── INFORMATION GIVEN

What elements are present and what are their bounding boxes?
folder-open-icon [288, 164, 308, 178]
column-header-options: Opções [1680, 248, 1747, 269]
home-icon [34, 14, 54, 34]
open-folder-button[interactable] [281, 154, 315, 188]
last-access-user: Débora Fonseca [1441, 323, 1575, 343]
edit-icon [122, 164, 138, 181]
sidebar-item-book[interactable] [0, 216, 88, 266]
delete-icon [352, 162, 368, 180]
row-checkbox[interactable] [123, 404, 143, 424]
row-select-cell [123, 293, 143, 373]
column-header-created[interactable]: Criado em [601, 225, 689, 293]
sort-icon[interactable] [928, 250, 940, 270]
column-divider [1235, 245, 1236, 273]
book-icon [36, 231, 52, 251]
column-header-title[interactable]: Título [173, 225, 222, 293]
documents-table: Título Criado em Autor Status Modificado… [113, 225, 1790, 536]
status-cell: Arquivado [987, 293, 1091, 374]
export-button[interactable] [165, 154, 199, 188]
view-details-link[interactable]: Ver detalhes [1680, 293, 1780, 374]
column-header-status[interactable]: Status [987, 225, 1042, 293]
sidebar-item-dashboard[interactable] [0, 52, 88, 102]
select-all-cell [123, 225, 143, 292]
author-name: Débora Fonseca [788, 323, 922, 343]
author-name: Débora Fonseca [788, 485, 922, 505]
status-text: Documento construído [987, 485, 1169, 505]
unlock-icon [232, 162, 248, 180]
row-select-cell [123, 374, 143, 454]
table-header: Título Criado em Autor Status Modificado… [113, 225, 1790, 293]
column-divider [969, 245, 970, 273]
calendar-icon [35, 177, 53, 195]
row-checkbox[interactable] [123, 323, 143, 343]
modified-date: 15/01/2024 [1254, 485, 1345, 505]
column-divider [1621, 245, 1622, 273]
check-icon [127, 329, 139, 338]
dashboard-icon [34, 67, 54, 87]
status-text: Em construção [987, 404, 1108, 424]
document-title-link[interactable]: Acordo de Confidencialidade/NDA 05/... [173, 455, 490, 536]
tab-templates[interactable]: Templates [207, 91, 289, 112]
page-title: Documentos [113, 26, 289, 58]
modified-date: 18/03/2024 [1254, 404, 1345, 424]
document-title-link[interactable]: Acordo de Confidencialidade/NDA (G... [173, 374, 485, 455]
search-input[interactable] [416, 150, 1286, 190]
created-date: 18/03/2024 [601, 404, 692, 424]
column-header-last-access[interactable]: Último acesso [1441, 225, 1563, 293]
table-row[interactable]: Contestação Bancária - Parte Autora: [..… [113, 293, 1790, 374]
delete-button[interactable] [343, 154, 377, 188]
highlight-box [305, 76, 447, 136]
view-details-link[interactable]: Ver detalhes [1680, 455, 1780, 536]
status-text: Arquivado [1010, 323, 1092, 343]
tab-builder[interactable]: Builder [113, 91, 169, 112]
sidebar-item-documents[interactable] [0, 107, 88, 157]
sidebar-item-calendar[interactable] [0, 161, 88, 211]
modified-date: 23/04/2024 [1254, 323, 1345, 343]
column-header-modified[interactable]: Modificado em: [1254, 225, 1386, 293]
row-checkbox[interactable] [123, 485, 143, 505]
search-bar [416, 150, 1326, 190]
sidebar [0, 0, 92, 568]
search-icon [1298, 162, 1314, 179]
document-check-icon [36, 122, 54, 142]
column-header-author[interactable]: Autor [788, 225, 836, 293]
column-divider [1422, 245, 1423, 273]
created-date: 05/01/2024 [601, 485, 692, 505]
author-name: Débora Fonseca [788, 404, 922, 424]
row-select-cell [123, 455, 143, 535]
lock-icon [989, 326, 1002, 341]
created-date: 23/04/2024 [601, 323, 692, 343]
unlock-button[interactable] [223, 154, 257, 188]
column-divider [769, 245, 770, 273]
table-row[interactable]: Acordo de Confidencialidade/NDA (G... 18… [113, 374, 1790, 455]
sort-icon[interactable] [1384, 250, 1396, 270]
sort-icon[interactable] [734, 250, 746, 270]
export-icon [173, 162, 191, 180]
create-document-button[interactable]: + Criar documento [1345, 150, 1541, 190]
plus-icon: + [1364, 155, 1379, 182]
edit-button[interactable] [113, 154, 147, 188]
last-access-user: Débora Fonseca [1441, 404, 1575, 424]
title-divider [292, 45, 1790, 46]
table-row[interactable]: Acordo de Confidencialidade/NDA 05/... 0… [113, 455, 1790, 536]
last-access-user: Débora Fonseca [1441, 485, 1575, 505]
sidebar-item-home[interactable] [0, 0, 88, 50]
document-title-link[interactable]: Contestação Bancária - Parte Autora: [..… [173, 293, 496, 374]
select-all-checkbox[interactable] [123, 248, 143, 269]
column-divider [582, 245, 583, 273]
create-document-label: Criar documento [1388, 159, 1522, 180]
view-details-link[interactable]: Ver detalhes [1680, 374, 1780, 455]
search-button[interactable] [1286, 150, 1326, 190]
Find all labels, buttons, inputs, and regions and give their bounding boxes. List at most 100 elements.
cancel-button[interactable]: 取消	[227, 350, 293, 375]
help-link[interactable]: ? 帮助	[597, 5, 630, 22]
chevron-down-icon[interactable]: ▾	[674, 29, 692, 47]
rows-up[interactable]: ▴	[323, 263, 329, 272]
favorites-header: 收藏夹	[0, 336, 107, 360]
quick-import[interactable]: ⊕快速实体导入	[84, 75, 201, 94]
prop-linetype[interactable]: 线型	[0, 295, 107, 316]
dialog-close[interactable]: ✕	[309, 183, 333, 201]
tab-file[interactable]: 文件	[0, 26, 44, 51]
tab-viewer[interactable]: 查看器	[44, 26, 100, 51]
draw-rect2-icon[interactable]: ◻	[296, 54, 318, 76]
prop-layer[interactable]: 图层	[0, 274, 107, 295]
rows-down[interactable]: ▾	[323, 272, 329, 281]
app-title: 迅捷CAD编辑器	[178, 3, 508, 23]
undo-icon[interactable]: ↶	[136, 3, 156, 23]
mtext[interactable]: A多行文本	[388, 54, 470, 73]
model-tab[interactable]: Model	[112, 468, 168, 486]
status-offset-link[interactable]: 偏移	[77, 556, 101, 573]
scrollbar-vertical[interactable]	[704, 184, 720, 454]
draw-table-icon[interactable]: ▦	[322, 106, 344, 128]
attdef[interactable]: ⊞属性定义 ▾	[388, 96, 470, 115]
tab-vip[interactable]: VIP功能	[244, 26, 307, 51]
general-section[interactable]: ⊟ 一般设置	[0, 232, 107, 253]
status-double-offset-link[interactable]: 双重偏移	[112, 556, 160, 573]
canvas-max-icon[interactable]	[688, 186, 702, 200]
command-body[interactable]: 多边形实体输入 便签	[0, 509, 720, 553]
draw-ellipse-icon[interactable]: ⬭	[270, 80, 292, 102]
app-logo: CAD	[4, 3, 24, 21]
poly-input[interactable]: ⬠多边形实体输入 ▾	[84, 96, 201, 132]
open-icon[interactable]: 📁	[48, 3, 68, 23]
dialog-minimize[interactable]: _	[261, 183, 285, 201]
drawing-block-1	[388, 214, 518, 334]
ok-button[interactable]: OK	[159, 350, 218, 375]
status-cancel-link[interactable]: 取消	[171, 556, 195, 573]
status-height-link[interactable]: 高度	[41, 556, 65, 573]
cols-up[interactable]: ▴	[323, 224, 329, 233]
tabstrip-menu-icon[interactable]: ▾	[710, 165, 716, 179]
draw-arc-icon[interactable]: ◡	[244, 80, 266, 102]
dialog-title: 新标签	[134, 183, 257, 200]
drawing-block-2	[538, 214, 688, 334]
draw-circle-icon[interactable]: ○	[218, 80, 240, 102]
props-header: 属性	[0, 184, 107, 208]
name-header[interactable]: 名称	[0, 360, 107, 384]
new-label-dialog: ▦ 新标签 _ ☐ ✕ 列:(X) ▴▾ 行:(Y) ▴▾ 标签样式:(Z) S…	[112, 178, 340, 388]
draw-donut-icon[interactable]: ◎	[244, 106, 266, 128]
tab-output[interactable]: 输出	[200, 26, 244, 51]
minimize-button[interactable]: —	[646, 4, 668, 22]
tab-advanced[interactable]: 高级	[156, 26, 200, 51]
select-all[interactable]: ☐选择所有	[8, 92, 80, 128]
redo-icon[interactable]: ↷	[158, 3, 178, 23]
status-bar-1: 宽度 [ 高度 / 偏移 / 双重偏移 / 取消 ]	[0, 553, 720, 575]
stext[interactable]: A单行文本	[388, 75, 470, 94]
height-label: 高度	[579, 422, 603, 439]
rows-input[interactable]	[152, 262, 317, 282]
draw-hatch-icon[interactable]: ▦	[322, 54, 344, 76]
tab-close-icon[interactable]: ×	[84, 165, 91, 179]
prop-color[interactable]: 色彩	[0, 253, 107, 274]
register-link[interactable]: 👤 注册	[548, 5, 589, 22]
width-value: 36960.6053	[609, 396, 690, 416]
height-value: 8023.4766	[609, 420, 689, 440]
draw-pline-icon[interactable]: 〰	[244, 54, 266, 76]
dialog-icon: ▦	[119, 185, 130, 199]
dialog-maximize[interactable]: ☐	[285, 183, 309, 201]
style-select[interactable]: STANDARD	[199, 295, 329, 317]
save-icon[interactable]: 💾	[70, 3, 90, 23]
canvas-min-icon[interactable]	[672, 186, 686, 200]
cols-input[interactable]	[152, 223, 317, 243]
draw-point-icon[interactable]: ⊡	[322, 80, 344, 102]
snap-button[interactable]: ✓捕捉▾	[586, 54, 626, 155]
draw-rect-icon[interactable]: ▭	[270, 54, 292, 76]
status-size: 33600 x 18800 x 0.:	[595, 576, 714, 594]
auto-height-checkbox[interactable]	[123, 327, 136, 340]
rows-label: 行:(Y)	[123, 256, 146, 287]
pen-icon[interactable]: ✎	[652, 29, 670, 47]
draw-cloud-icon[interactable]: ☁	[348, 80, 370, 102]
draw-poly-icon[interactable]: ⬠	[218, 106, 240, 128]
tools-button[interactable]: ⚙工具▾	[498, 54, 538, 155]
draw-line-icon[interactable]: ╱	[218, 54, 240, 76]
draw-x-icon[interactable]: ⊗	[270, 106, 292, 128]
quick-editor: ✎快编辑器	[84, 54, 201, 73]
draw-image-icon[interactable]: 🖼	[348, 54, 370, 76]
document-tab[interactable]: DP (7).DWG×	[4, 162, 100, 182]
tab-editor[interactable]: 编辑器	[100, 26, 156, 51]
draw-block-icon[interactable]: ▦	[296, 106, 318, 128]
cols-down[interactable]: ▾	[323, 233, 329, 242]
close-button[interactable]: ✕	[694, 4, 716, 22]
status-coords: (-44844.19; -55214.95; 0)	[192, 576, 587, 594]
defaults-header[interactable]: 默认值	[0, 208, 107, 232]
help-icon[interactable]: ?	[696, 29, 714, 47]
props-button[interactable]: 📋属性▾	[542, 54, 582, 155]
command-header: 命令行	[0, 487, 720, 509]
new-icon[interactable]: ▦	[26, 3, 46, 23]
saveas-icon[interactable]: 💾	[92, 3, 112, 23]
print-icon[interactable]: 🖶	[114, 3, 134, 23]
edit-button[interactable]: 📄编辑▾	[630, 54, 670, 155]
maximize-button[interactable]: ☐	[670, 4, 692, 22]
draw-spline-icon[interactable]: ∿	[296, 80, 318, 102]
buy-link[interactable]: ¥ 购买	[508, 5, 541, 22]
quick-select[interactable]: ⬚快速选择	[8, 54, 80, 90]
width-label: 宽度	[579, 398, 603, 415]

────

- _EXERCISE_
Can you turn the records, from their start up to and including the line containing "documents-table: Título Criado", into a Markdown table with the columns "No." and "Entry", skipping any blank lines?

- _EXERCISE ANSWER_
| No. | Entry |
|---|---|
| 1 | What elements are present and what are their bounding boxes? |
| 2 | folder-open-icon [288, 164, 308, 178] |
| 3 | column-header-options: Opções [1680, 248, 1747, 269] |
| 4 | home-icon [34, 14, 54, 34] |
| 5 | open-folder-button[interactable] [281, 154, 315, 188] |
| 6 | last-access-user: Débora Fonseca [1441, 323, 1575, 343] |
| 7 | edit-icon [122, 164, 138, 181] |
| 8 | sidebar-item-book[interactable] [0, 216, 88, 266] |
| 9 | delete-icon [352, 162, 368, 180] |
| 10 | row-checkbox[interactable] [123, 404, 143, 424] |
| 11 | row-select-cell [123, 293, 143, 373] |
| 12 | column-header-created[interactable]: Criado em [601, 225, 689, 293] |
| 13 | sort-icon[interactable] [928, 250, 940, 270] |
| 14 | column-divider [1235, 245, 1236, 273] |
| 15 | book-icon [36, 231, 52, 251] |
| 16 | column-header-title[interactable]: Título [173, 225, 222, 293] |
| 17 | documents-table: Título Criado em Autor Status Modificado… [113, 225, 1790, 536] |